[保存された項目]
************

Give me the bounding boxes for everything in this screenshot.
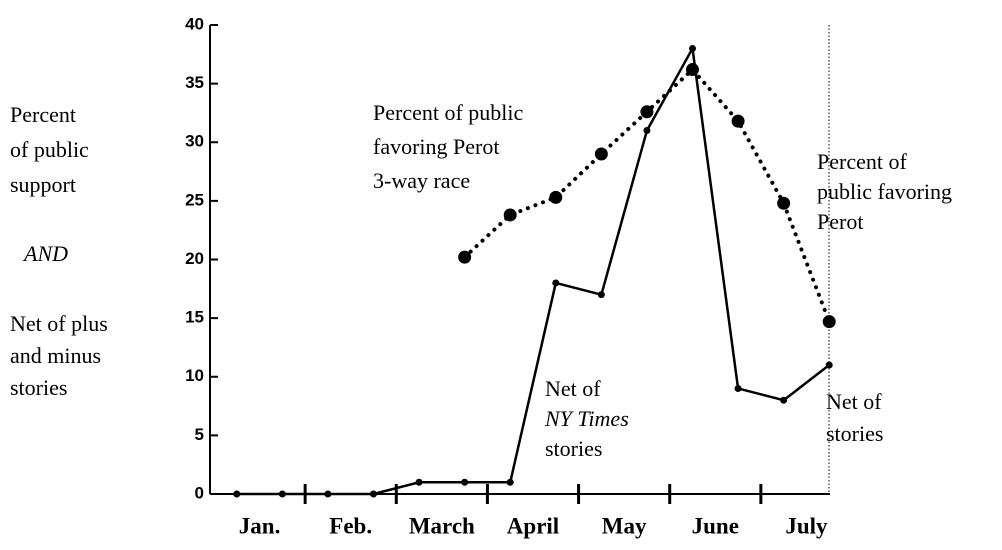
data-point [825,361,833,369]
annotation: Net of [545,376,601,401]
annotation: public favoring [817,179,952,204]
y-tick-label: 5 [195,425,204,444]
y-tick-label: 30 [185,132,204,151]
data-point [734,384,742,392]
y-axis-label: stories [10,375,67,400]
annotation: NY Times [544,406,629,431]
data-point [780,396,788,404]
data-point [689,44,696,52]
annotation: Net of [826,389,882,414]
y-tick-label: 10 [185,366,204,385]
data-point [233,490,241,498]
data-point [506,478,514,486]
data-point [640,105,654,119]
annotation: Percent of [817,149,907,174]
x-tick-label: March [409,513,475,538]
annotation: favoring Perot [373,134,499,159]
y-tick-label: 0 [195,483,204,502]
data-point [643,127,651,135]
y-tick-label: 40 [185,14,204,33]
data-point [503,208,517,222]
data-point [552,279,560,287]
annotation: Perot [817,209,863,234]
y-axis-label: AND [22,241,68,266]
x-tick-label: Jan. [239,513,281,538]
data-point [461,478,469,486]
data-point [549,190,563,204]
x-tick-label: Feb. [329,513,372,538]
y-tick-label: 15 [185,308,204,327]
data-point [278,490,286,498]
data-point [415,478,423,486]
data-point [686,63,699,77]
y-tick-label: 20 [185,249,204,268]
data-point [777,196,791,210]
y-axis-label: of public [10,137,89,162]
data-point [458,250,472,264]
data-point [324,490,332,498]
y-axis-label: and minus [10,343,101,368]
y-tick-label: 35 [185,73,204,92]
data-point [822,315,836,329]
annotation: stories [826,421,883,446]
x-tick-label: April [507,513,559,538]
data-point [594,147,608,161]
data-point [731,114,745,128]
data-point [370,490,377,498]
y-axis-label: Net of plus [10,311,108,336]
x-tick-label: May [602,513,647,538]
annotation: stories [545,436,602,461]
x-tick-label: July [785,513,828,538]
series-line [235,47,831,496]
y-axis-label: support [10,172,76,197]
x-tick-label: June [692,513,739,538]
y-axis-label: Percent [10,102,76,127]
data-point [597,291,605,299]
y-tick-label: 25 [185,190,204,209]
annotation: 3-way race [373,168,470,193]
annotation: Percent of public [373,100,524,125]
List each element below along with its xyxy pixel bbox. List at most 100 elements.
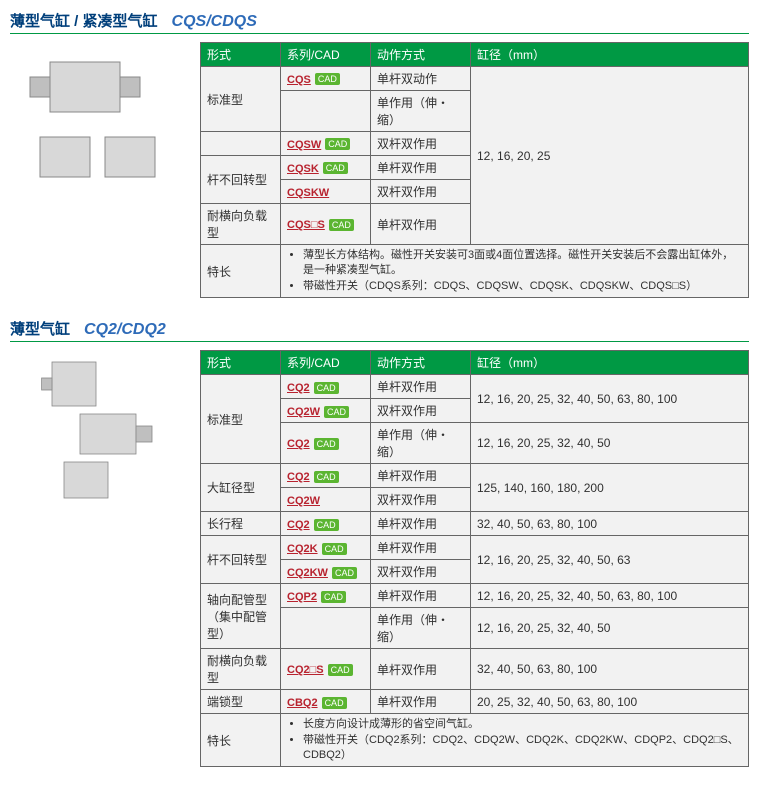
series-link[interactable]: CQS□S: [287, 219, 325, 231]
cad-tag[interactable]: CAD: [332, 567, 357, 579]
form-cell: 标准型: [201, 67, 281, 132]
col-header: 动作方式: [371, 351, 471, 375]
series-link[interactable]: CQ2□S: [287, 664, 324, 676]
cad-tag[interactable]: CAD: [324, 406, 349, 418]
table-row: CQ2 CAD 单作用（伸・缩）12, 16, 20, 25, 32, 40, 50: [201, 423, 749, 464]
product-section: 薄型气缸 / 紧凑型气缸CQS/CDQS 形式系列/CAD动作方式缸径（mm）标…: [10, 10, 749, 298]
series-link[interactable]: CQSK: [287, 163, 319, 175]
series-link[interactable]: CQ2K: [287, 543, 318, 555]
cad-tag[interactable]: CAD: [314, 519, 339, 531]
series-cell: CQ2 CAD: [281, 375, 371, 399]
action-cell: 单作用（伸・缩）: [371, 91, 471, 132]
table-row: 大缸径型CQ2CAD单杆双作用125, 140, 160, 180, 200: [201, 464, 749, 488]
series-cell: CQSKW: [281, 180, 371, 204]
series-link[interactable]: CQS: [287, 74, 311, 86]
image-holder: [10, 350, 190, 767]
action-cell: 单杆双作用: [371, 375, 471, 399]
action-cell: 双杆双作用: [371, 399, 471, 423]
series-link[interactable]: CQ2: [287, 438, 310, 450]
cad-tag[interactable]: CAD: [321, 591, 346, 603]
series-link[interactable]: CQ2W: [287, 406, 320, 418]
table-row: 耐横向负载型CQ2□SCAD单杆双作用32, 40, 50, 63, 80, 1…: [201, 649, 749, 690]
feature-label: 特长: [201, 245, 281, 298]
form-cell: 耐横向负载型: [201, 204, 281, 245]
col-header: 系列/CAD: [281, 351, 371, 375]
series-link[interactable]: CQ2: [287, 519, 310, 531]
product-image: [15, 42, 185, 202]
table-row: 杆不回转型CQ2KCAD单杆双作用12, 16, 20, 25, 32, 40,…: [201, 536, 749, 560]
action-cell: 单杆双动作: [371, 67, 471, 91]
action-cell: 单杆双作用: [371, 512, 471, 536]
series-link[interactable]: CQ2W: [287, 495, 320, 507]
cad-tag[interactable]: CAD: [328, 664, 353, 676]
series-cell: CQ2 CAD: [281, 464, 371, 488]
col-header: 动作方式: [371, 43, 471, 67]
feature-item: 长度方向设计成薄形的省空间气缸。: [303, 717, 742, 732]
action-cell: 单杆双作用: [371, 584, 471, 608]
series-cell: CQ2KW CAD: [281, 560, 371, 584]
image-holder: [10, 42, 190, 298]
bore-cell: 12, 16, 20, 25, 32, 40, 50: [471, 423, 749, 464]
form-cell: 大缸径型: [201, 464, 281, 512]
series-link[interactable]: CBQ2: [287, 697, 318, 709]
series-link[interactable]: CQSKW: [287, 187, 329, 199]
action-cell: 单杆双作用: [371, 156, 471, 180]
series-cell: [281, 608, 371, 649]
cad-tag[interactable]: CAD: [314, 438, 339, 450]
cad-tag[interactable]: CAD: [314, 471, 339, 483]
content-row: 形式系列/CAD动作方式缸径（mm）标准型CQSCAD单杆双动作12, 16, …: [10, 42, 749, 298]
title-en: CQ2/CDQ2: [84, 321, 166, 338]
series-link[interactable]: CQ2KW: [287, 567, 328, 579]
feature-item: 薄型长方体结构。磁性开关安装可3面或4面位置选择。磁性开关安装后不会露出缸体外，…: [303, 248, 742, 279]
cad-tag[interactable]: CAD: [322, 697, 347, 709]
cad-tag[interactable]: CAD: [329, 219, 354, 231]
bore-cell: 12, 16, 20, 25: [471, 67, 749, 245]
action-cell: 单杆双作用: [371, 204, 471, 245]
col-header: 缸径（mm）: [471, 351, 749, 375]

************

- **与えられた依頼**
上の記録をすべて、一行ずつ変えずに書き写してもらえますか。画像は含めないでください。

- **演習の結果**
Give me the bounding boxes for everything in this screenshot.
data-point [825,361,833,369]
annotation: Net of [545,376,601,401]
annotation: public favoring [817,179,952,204]
y-tick-label: 5 [195,425,204,444]
y-tick-label: 30 [185,132,204,151]
data-point [734,384,742,392]
y-axis-label: stories [10,375,67,400]
annotation: NY Times [544,406,629,431]
data-point [780,396,788,404]
data-point [689,44,696,52]
annotation: Net of [826,389,882,414]
y-tick-label: 10 [185,366,204,385]
data-point [233,490,241,498]
data-point [506,478,514,486]
data-point [640,105,654,119]
annotation: Percent of [817,149,907,174]
x-tick-label: March [409,513,475,538]
annotation: favoring Perot [373,134,499,159]
y-tick-label: 0 [195,483,204,502]
data-point [643,127,651,135]
y-tick-label: 40 [185,14,204,33]
data-point [503,208,517,222]
data-point [552,279,560,287]
annotation: Perot [817,209,863,234]
y-axis-label: AND [22,241,68,266]
x-tick-label: Jan. [239,513,281,538]
data-point [461,478,469,486]
data-point [549,190,563,204]
x-tick-label: Feb. [329,513,372,538]
y-tick-label: 15 [185,308,204,327]
data-point [278,490,286,498]
data-point [415,478,423,486]
data-point [686,63,699,77]
y-tick-label: 20 [185,249,204,268]
data-point [777,196,791,210]
y-axis-label: of public [10,137,89,162]
data-point [458,250,472,264]
data-point [324,490,332,498]
y-axis-label: and minus [10,343,101,368]
y-tick-label: 35 [185,73,204,92]
data-point [822,315,836,329]
annotation: stories [826,421,883,446]
x-tick-label: April [507,513,559,538]
data-point [594,147,608,161]
data-point [731,114,745,128]
data-point [370,490,377,498]
y-axis-label: Net of plus [10,311,108,336]
x-tick-label: May [602,513,647,538]
annotation: stories [545,436,602,461]
x-tick-label: July [785,513,828,538]
series-line [235,47,831,496]
y-axis-label: support [10,172,76,197]
x-tick-label: June [692,513,739,538]
y-axis-label: Percent [10,102,76,127]
data-point [597,291,605,299]
y-tick-label: 25 [185,190,204,209]
annotation: 3-way race [373,168,470,193]
annotation: Percent of public [373,100,524,125]
List each element below along with its xyxy pixel bbox. List at most 100 elements.
series-link[interactable]: CQS□S: [287, 219, 325, 231]
cad-tag[interactable]: CAD: [332, 567, 357, 579]
form-cell: 标准型: [201, 67, 281, 132]
col-header: 动作方式: [371, 351, 471, 375]
series-link[interactable]: CQ2□S: [287, 664, 324, 676]
cad-tag[interactable]: CAD: [324, 406, 349, 418]
table-row: CQ2 CAD 单作用（伸・缩）12, 16, 20, 25, 32, 40, 50: [201, 423, 749, 464]
product-section: 薄型气缸 / 紧凑型气缸CQS/CDQS 形式系列/CAD动作方式缸径（mm）标…: [10, 10, 749, 298]
series-link[interactable]: CQSK: [287, 163, 319, 175]
series-link[interactable]: CQ2K: [287, 543, 318, 555]
cad-tag[interactable]: CAD: [314, 519, 339, 531]
series-cell: CQ2 CAD: [281, 375, 371, 399]
action-cell: 单作用（伸・缩）: [371, 91, 471, 132]
table-row: 大缸径型CQ2CAD单杆双作用125, 140, 160, 180, 200: [201, 464, 749, 488]
series-cell: CQSKW: [281, 180, 371, 204]
series-link[interactable]: CQS: [287, 74, 311, 86]
image-holder: [10, 350, 190, 767]
action-cell: 单杆双作用: [371, 375, 471, 399]
action-cell: 双杆双作用: [371, 399, 471, 423]
series-link[interactable]: CQ2: [287, 438, 310, 450]
cad-tag[interactable]: CAD: [321, 591, 346, 603]
series-link[interactable]: CQ2W: [287, 406, 320, 418]
table-row: 耐横向负载型CQ2□SCAD单杆双作用32, 40, 50, 63, 80, 1…: [201, 649, 749, 690]
feature-label: 特长: [201, 245, 281, 298]
form-cell: 耐横向负载型: [201, 204, 281, 245]
col-header: 系列/CAD: [281, 351, 371, 375]
series-link[interactable]: CQ2: [287, 519, 310, 531]
product-image: [15, 42, 185, 202]
table-row: 杆不回转型CQ2KCAD单杆双作用12, 16, 20, 25, 32, 40,…: [201, 536, 749, 560]
action-cell: 单杆双动作: [371, 67, 471, 91]
action-cell: 单杆双作用: [371, 512, 471, 536]
series-link[interactable]: CQ2W: [287, 495, 320, 507]
cad-tag[interactable]: CAD: [328, 664, 353, 676]
series-cell: CQ2 CAD: [281, 464, 371, 488]
col-header: 动作方式: [371, 43, 471, 67]
feature-item: 长度方向设计成薄形的省空间气缸。: [303, 717, 742, 732]
action-cell: 单杆双作用: [371, 584, 471, 608]
series-cell: CQ2KW CAD: [281, 560, 371, 584]
image-holder: [10, 42, 190, 298]
bore-cell: 12, 16, 20, 25, 32, 40, 50: [471, 423, 749, 464]
form-cell: 大缸径型: [201, 464, 281, 512]
series-link[interactable]: CBQ2: [287, 697, 318, 709]
series-link[interactable]: CQSKW: [287, 187, 329, 199]
action-cell: 单杆双作用: [371, 156, 471, 180]
series-cell: [281, 608, 371, 649]
cad-tag[interactable]: CAD: [314, 438, 339, 450]
cad-tag[interactable]: CAD: [314, 471, 339, 483]
content-row: 形式系列/CAD动作方式缸径（mm）标准型CQSCAD单杆双动作12, 16, …: [10, 42, 749, 298]
title-en: CQ2/CDQ2: [84, 321, 166, 338]
series-link[interactable]: CQ2KW: [287, 567, 328, 579]
feature-item: 薄型长方体结构。磁性开关安装可3面或4面位置选择。磁性开关安装后不会露出缸体外，…: [303, 248, 742, 279]
cad-tag[interactable]: CAD: [322, 697, 347, 709]
cad-tag[interactable]: CAD: [329, 219, 354, 231]
bore-cell: 12, 16, 20, 25: [471, 67, 749, 245]
action-cell: 单杆双作用: [371, 204, 471, 245]
col-header: 缸径（mm）: [471, 351, 749, 375]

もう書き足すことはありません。